━━━━━ Data records ━━━━━

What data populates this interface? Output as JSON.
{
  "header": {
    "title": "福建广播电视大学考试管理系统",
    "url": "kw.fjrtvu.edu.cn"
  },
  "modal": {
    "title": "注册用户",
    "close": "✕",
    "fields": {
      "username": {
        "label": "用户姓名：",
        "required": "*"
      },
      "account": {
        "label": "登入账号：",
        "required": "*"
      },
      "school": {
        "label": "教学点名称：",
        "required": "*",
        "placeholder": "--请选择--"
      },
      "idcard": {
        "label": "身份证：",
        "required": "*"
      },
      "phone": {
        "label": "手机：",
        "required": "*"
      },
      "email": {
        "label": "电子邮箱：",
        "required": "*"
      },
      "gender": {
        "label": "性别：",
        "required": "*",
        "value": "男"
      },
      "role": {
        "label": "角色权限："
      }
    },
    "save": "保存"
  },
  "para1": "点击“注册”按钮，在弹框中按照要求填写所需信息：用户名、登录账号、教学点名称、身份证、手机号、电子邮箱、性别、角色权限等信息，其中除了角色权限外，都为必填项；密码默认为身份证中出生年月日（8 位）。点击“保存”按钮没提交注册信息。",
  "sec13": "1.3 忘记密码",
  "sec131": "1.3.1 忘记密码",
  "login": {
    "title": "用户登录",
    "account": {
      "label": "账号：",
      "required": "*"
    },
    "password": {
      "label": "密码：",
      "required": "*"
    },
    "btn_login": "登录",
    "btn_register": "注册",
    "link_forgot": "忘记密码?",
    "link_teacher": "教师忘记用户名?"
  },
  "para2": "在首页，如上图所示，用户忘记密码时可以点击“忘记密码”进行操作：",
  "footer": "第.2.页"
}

━━━━━

## What you will do
Write out every entry verbatim.

## Exercise result
What data populates this interface? Output as JSON.
{
  "header": {
    "title": "福建广播电视大学考试管理系统",
    "url": "kw.fjrtvu.edu.cn"
  },
  "modal": {
    "title": "注册用户",
    "close": "✕",
    "fields": {
      "username": {
        "label": "用户姓名：",
        "required": "*"
      },
      "account": {
        "label": "登入账号：",
        "required": "*"
      },
      "school": {
        "label": "教学点名称：",
        "required": "*",
        "placeholder": "--请选择--"
      },
      "idcard": {
        "label": "身份证：",
        "required": "*"
      },
      "phone": {
        "label": "手机：",
        "required": "*"
      },
      "email": {
        "label": "电子邮箱：",
        "required": "*"
      },
      "gender": {
        "label": "性别：",
        "required": "*",
        "value": "男"
      },
      "role": {
        "label": "角色权限："
      }
    },
    "save": "保存"
  },
  "para1": "点击“注册”按钮，在弹框中按照要求填写所需信息：用户名、登录账号、教学点名称、身份证、手机号、电子邮箱、性别、角色权限等信息，其中除了角色权限外，都为必填项；密码默认为身份证中出生年月日（8 位）。点击“保存”按钮没提交注册信息。",
  "sec13": "1.3 忘记密码",
  "sec131": "1.3.1 忘记密码",
  "login": {
    "title": "用户登录",
    "account": {
      "label": "账号：",
      "required": "*"
    },
    "password": {
      "label": "密码：",
      "required": "*"
    },
    "btn_login": "登录",
    "btn_register": "注册",
    "link_forgot": "忘记密码?",
    "link_teacher": "教师忘记用户名?"
  },
  "para2": "在首页，如上图所示，用户忘记密码时可以点击“忘记密码”进行操作：",
  "footer": "第.2.页"
}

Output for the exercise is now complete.